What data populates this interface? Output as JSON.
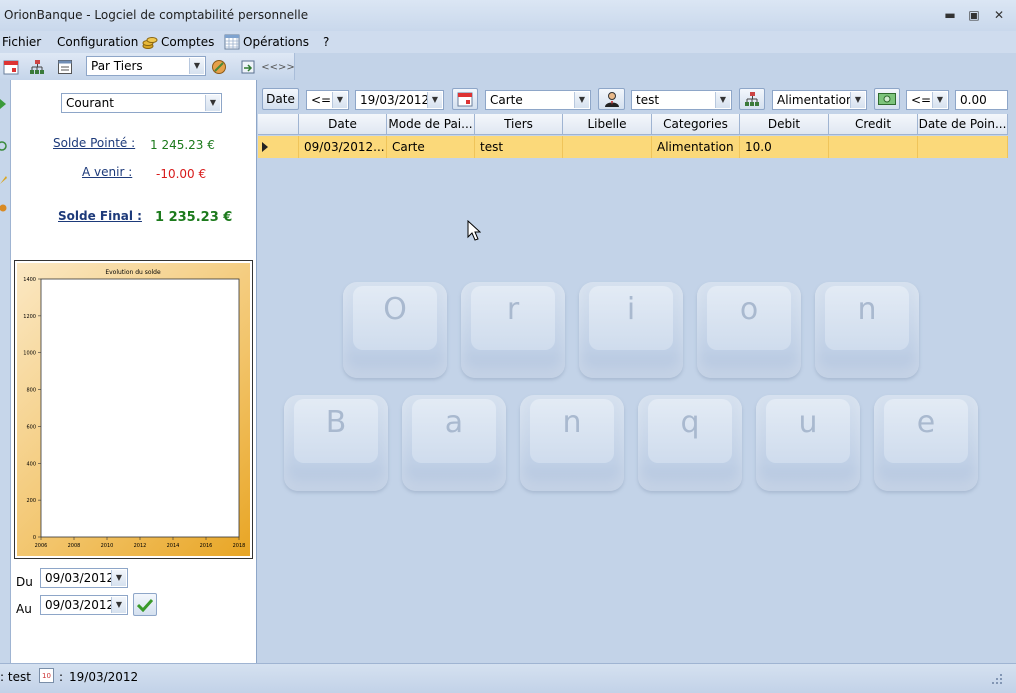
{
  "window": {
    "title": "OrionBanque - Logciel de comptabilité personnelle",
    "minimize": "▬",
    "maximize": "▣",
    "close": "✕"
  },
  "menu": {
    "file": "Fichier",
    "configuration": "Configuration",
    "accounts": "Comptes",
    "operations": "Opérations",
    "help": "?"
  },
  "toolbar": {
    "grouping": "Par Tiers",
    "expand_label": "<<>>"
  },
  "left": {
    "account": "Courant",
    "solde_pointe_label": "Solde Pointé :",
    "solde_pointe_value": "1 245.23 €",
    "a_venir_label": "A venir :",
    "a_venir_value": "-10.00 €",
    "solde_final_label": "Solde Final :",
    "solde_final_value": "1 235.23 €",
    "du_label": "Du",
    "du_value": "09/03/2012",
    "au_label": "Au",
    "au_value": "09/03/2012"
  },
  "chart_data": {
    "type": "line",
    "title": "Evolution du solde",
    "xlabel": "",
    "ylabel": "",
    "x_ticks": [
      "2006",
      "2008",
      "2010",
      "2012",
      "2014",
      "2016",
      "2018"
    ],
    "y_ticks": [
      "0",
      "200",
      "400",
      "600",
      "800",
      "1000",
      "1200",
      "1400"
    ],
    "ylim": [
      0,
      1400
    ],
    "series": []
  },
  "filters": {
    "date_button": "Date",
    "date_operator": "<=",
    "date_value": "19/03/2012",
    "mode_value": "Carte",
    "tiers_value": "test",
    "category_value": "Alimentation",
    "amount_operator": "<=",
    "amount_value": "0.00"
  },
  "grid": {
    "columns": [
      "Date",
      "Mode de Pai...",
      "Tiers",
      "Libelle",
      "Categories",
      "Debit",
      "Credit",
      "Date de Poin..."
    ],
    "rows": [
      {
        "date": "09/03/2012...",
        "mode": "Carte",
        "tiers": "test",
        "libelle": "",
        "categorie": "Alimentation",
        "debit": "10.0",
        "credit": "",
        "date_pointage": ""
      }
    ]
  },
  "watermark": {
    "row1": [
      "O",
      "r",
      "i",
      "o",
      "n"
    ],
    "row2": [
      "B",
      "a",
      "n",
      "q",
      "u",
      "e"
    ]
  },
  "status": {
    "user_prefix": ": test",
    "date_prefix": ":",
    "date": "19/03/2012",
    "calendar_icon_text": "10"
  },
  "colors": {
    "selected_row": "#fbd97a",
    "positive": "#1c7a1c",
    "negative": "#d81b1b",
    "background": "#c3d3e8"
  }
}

- - -

**DIRECTION**
Find every line that holds "test" and copy it.

**SOLUTION TO THE PROBLEM**
    "tiers_value": "test",
        "tiers": "test",
    "user_prefix": ": test",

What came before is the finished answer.